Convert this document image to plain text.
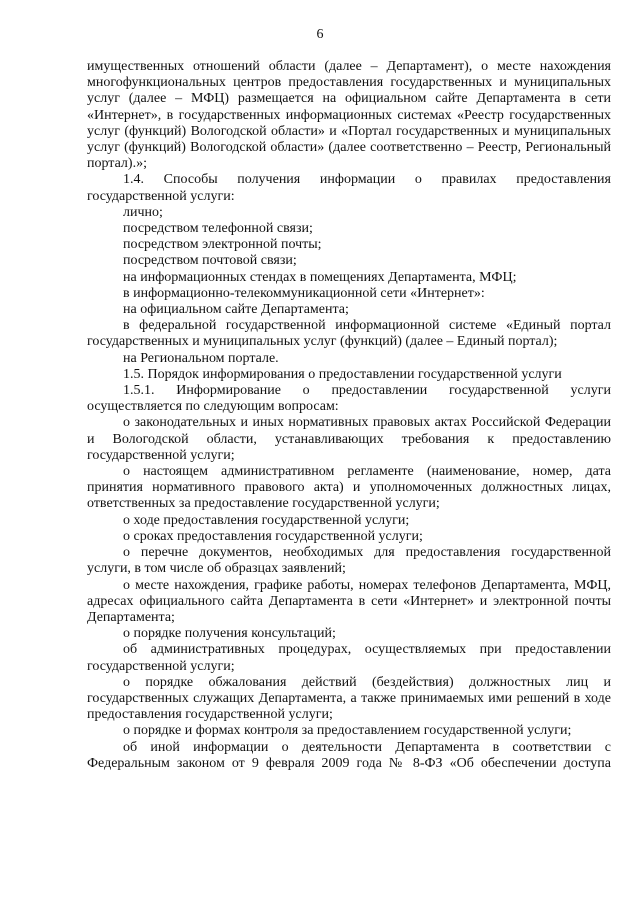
6

имущественных отношений области (далее – Департамент), о месте нахождения многофункциональных центров предоставления государственных и муниципальных услуг (далее – МФЦ) размещается на официальном сайте Департамента в сети «Интернет», в государственных информационных системах «Реестр государственных услуг (функций) Вологодской области» и «Портал государственных и муниципальных услуг (функций) Вологодской области» (далее соответственно – Реестр, Региональный портал).»;

1.4. Способы получения информации о правилах предоставления государственной услуги:

лично;

посредством телефонной связи;

посредством электронной почты;

посредством почтовой связи;

на информационных стендах в помещениях Департамента, МФЦ;

в информационно-телекоммуникационной сети «Интернет»:

на официальном сайте Департамента;

в федеральной государственной информационной системе «Единый портал государственных и муниципальных услуг (функций) (далее – Единый портал);

на Региональном портале.

1.5. Порядок информирования о предоставлении государственной услуги

1.5.1. Информирование о предоставлении государственной услуги осуществляется по следующим вопросам:

о законодательных и иных нормативных правовых актах Российской Федерации и Вологодской области, устанавливающих требования к предоставлению государственной услуги;

о настоящем административном регламенте (наименование, номер, дата принятия нормативного правового акта) и уполномоченных должностных лицах, ответственных за предоставление государственной услуги;

о ходе предоставления государственной услуги;

о сроках предоставления государственной услуги;

о перечне документов, необходимых для предоставления государственной услуги, в том числе об образцах заявлений;

о месте нахождения, графике работы, номерах телефонов Департамента, МФЦ, адресах официального сайта Департамента в сети «Интернет» и электронной почты Департамента;

о порядке получения консультаций;

об административных процедурах, осуществляемых при предоставлении государственной услуги;

о порядке обжалования действий (бездействия) должностных лиц и государственных служащих Департамента, а также принимаемых ими решений в ходе предоставления государственной услуги;

о порядке и формах контроля за предоставлением государственной услуги;

об иной информации о деятельности Департамента в соответствии с Федеральным законом от 9 февраля 2009 года № 8-ФЗ «Об обеспечении доступа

§ §

- Problem requirements: Without including the pictures, return each record above exactly as it stands.

- The completed task:
Convert this document image to plain text.
6

имущественных отношений области (далее – Департамент), о месте нахождения многофункциональных центров предоставления государственных и муниципальных услуг (далее – МФЦ) размещается на официальном сайте Департамента в сети «Интернет», в государственных информационных системах «Реестр государственных услуг (функций) Вологодской области» и «Портал государственных и муниципальных услуг (функций) Вологодской области» (далее соответственно – Реестр, Региональный портал).»;

1.4. Способы получения информации о правилах предоставления государственной услуги:

лично;

посредством телефонной связи;

посредством электронной почты;

посредством почтовой связи;

на информационных стендах в помещениях Департамента, МФЦ;

в информационно-телекоммуникационной сети «Интернет»:

на официальном сайте Департамента;

в федеральной государственной информационной системе «Единый портал государственных и муниципальных услуг (функций) (далее – Единый портал);

на Региональном портале.

1.5. Порядок информирования о предоставлении государственной услуги

1.5.1. Информирование о предоставлении государственной услуги осуществляется по следующим вопросам:

о законодательных и иных нормативных правовых актах Российской Федерации и Вологодской области, устанавливающих требования к предоставлению государственной услуги;

о настоящем административном регламенте (наименование, номер, дата принятия нормативного правового акта) и уполномоченных должностных лицах, ответственных за предоставление государственной услуги;

о ходе предоставления государственной услуги;

о сроках предоставления государственной услуги;

о перечне документов, необходимых для предоставления государственной услуги, в том числе об образцах заявлений;

о месте нахождения, графике работы, номерах телефонов Департамента, МФЦ, адресах официального сайта Департамента в сети «Интернет» и электронной почты Департамента;

о порядке получения консультаций;

об административных процедурах, осуществляемых при предоставлении государственной услуги;

о порядке обжалования действий (бездействия) должностных лиц и государственных служащих Департамента, а также принимаемых ими решений в ходе предоставления государственной услуги;

о порядке и формах контроля за предоставлением государственной услуги;

об иной информации о деятельности Департамента в соответствии с Федеральным законом от 9 февраля 2009 года № 8-ФЗ «Об обеспечении доступа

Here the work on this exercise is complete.